## SUJET À TRAITER
Restituez mot pour mot le passage de la critique sur « Under the Skin » qui commence à « Le film adopte » et se termine à « émotionnel réellement engageant. ».

## TEXTE À LIRE
____________
Plongée dans l’abysse de “Under the Skin”

« Under the Skin », réalisé par Jonathan Glazer et porté par Scarlett Johansson, est souvent présenté comme un film injustement incompris, une œuvre passée sous le radar lors de sa sortie et réévaluée depuis comme une expérience sensorielle majeure du cinéma contemporain. Cette réputation flatteuse suscite forcément la curiosité. Pourtant, une fois plongé dans cet objet filmique singulier, le sentiment qui domine n’est pas tant celui de la révélation que celui d’un décalage persistant entre l’intention artistique et l’expérience spectatorielle réelle.
Le film adopte une posture résolument expérimentale, refusant presque toute narration classique pour privilégier une approche fragmentaire, souvent elliptique. Glazer s’inscrit ici dans une tradition de cinéma contemplatif et conceptuel qui évoque autant les errances métaphysiques de Stalker que le minimalisme glacial de 2001: A Space Odyssey. Toutefois, là où ces œuvres parvenaient à faire émerger un vertige philosophique durable, Under the Skin semble parfois se contenter de répéter ses motifs visuels sans véritable progression dramatique. L’expérience devient hypnotique sur le plan formel, mais peine à se transformer en parcours intellectuel ou émotionnel réellement engageant.
Visuellement, le film impressionne par son esthétique austère et dérangeante. Les séquences abstraites, ces espaces noirs liquides où les corps se dissolvent lentement, comptent parmi les images les plus marquantes du cinéma des années 2010. Cette imagerie évoque autant certaines installations d’art contemporain que les cauchemars organiques de The Cell ou les expérimentations sensorielles de Enter the Void. Néanmoins, cette puissance visuelle finit par tourner en boucle. Le film privilégie l’atmosphère au détriment du rythme, ce qui engendre une lenteur qui ne relève plus de la contemplation, mais d’un étirement excessif du temps cinématographique.
Scarlett Johansson livre une performance intrigante, fondée sur la retenue et l’opacité. Son personnage, volontairement réduit à une fonction plus qu’à une psychologie, incarne une altérité radicale. Cette approche rappelle certains personnages mutiques du cinéma de Claire Denis, notamment dans Trouble Every Day. Or, ici, ce choix finit par limiter l’implication émotionnelle. Le minimalisme des dialogues et l’absence de repères narratifs clairs empêchent toute réelle empathie, laissant le spectateur à distance, comme observateur froid d’un dispositif conceptuel.
____________
## DONNÉES FOURNIES
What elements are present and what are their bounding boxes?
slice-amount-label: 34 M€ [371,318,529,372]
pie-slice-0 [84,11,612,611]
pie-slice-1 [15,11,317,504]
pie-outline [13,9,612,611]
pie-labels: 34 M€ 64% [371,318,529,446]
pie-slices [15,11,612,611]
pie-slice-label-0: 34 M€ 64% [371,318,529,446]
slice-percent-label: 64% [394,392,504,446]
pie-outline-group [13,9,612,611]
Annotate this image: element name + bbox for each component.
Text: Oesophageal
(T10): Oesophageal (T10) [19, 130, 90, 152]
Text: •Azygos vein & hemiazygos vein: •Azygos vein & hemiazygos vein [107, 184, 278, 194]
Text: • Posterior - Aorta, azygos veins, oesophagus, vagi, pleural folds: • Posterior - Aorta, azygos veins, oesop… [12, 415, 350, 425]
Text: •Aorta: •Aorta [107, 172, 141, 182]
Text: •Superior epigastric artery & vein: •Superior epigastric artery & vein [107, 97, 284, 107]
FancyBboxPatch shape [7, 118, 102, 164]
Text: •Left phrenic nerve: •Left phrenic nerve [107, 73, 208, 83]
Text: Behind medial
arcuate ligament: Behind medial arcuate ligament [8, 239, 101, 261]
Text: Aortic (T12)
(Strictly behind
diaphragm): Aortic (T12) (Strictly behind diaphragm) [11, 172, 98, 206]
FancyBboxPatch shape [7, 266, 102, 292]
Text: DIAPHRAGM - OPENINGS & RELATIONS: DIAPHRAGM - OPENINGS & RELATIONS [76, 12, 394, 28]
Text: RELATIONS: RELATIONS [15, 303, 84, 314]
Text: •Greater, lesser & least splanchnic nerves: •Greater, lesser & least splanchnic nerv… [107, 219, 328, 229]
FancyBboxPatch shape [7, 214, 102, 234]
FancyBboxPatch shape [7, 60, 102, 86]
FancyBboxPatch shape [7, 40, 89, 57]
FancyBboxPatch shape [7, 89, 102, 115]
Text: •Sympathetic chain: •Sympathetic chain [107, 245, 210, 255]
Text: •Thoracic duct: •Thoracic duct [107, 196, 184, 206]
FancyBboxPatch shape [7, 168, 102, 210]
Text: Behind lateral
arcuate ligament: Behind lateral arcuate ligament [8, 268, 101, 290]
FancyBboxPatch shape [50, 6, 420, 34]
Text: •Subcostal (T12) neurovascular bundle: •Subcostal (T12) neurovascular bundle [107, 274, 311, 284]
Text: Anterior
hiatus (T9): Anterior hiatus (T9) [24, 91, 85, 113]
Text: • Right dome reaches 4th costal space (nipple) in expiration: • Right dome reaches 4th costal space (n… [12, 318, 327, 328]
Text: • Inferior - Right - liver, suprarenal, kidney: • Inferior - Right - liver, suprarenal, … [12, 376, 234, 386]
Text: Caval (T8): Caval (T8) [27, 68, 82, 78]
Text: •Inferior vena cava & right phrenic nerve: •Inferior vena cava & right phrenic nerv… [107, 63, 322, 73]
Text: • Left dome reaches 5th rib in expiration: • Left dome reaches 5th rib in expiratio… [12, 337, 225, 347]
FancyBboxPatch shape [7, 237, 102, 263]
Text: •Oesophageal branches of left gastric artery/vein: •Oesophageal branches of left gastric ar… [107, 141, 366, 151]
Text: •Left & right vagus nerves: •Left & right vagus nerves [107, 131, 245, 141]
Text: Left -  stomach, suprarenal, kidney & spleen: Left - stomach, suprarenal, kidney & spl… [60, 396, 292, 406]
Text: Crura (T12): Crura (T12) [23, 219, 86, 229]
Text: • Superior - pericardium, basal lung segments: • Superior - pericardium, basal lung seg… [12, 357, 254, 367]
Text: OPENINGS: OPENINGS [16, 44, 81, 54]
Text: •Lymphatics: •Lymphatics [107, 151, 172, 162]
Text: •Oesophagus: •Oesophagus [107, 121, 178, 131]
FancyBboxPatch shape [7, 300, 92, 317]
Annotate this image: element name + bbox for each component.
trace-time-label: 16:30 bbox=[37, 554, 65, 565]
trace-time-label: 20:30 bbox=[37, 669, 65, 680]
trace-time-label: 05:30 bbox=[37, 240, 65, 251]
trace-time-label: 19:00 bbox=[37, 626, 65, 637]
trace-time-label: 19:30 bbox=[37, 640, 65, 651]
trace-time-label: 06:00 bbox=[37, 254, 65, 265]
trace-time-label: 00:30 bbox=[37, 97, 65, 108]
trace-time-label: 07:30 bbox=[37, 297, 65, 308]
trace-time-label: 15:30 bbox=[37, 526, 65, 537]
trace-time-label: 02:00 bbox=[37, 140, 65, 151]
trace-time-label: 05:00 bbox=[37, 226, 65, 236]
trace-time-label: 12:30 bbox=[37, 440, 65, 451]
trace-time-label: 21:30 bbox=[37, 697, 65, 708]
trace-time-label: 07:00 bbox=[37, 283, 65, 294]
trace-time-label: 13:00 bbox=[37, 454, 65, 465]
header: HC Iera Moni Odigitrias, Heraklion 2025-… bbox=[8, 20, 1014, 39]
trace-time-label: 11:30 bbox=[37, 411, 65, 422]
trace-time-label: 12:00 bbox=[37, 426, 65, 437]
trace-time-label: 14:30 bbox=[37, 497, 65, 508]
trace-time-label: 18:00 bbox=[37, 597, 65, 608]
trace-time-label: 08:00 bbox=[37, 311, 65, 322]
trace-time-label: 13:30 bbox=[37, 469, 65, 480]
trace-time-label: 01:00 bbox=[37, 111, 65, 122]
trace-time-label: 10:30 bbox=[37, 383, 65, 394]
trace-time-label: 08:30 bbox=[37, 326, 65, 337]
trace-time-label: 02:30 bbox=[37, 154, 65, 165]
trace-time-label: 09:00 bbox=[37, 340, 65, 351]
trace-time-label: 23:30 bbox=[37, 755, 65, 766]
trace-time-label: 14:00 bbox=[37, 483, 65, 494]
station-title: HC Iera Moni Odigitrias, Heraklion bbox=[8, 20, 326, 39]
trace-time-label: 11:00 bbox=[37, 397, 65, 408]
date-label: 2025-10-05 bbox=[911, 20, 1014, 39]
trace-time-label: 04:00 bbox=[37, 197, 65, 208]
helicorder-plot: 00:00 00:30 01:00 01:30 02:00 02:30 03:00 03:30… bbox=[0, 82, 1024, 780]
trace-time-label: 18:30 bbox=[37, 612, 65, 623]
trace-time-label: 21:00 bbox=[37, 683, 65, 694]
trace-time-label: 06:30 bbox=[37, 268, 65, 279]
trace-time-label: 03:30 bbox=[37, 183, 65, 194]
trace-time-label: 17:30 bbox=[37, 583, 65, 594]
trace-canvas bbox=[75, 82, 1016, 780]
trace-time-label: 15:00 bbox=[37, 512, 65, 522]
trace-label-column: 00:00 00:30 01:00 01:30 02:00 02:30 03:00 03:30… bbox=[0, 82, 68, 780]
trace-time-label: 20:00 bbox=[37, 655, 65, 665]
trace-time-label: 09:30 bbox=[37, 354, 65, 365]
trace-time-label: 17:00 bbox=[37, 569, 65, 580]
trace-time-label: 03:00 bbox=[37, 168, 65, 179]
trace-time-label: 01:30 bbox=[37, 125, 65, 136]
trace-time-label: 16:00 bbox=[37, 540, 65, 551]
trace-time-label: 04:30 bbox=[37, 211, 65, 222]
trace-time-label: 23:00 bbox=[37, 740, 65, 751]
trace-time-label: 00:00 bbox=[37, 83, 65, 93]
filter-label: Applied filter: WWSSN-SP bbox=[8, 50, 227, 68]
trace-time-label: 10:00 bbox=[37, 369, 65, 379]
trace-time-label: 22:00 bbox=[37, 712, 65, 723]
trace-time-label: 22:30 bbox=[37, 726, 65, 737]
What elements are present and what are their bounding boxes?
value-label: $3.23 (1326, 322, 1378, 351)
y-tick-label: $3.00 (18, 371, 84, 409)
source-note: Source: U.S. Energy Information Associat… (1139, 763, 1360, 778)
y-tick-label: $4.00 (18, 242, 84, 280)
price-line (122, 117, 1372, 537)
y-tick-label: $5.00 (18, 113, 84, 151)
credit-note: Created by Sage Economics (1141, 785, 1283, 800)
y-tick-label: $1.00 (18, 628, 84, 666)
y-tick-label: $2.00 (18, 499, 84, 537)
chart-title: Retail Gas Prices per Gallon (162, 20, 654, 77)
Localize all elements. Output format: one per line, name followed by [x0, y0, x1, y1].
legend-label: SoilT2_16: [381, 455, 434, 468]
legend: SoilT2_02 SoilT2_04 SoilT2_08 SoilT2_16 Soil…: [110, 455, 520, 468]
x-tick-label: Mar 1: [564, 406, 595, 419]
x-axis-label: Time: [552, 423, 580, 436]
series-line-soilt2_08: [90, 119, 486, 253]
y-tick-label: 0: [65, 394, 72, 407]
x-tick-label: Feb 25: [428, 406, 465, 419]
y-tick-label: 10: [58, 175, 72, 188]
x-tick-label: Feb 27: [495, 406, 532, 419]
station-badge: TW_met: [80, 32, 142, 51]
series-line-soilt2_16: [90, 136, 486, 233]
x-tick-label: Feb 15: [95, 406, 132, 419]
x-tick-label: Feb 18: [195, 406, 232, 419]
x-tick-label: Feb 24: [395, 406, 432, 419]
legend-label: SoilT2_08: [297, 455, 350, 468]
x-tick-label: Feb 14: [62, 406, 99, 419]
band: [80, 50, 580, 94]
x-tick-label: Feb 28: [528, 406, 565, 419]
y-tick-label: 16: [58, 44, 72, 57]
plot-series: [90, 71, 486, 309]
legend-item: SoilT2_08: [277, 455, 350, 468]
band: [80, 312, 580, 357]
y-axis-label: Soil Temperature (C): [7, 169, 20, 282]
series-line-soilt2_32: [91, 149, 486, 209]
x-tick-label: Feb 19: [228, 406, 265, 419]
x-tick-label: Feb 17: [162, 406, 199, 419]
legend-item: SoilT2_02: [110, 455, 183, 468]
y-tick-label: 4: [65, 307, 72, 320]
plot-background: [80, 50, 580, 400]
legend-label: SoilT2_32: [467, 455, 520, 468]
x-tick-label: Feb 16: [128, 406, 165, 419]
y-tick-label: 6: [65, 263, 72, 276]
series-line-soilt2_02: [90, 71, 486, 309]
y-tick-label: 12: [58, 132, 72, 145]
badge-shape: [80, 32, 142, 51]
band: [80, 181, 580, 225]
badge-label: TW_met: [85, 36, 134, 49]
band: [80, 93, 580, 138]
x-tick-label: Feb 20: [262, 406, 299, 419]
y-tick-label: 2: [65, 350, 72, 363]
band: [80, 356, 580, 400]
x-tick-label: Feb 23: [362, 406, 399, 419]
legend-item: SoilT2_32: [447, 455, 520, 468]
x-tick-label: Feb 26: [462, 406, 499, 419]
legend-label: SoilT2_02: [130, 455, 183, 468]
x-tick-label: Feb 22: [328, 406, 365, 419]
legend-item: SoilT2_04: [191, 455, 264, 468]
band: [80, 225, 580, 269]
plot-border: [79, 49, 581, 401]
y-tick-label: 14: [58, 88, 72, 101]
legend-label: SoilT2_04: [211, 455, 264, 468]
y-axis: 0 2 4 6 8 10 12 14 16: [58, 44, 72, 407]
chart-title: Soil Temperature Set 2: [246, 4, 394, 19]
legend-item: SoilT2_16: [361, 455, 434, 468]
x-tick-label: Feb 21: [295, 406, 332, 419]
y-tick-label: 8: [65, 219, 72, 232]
____________
## CORRIGÉ
Le film adopte une posture résolument expérimentale, refusant presque toute narration classique pour privilégier une approche fragmentaire, souvent elliptique. Glazer s’inscrit ici dans une tradition de cinéma contemplatif et conceptuel qui évoque autant les errances métaphysiques de Stalker que le minimalisme glacial de 2001: A Space Odyssey. Toutefois, là où ces œuvres parvenaient à faire émerger un vertige philosophique durable, Under the Skin semble parfois se contenter de répéter ses motifs visuels sans véritable progression dramatique. L’expérience devient hypnotique sur le plan formel, mais peine à se transformer en parcours intellectuel ou émotionnel réellement engageant.